## Goal
The listing below should be copied in full, word for word.

********

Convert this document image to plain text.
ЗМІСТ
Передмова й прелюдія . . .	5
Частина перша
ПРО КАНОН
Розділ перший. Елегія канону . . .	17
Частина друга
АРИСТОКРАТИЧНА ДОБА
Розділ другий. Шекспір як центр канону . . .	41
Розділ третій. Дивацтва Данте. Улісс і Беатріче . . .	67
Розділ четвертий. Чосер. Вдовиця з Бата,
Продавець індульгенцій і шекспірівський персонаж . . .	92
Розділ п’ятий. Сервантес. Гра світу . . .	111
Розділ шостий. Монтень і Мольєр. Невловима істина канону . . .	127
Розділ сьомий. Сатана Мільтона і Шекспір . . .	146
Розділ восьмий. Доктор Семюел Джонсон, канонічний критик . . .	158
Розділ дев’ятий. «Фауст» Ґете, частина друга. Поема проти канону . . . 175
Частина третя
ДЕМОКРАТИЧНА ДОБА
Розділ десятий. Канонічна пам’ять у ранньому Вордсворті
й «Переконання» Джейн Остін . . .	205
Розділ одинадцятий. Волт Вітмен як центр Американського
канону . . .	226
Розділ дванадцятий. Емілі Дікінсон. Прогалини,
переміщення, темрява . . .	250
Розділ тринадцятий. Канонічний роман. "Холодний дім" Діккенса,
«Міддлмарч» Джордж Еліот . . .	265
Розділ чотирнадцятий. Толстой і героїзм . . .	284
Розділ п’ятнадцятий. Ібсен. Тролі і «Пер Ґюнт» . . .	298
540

********

## Result of the task
Convert this document image to plain text.
ЗМІСТ
Передмова й прелюдія . . .	5
Частина перша
ПРО КАНОН
Розділ перший. Елегія канону . . .	17
Частина друга
АРИСТОКРАТИЧНА ДОБА
Розділ другий. Шекспір як центр канону . . .	41
Розділ третій. Дивацтва Данте. Улісс і Беатріче . . .	67
Розділ четвертий. Чосер. Вдовиця з Бата,
Продавець індульгенцій і шекспірівський персонаж . . .	92
Розділ п’ятий. Сервантес. Гра світу . . .	111
Розділ шостий. Монтень і Мольєр. Невловима істина канону . . .	127
Розділ сьомий. Сатана Мільтона і Шекспір . . .	146
Розділ восьмий. Доктор Семюел Джонсон, канонічний критик . . .	158
Розділ дев’ятий. «Фауст» Ґете, частина друга. Поема проти канону . . . 175
Частина третя
ДЕМОКРАТИЧНА ДОБА
Розділ десятий. Канонічна пам’ять у ранньому Вордсворті
й «Переконання» Джейн Остін . . .	205
Розділ одинадцятий. Волт Вітмен як центр Американського
канону . . .	226
Розділ дванадцятий. Емілі Дікінсон. Прогалини,
переміщення, темрява . . .	250
Розділ тринадцятий. Канонічний роман. "Холодний дім" Діккенса,
«Міддлмарч» Джордж Еліот . . .	265
Розділ чотирнадцятий. Толстой і героїзм . . .	284
Розділ п’ятнадцятий. Ібсен. Тролі і «Пер Ґюнт» . . .	298
540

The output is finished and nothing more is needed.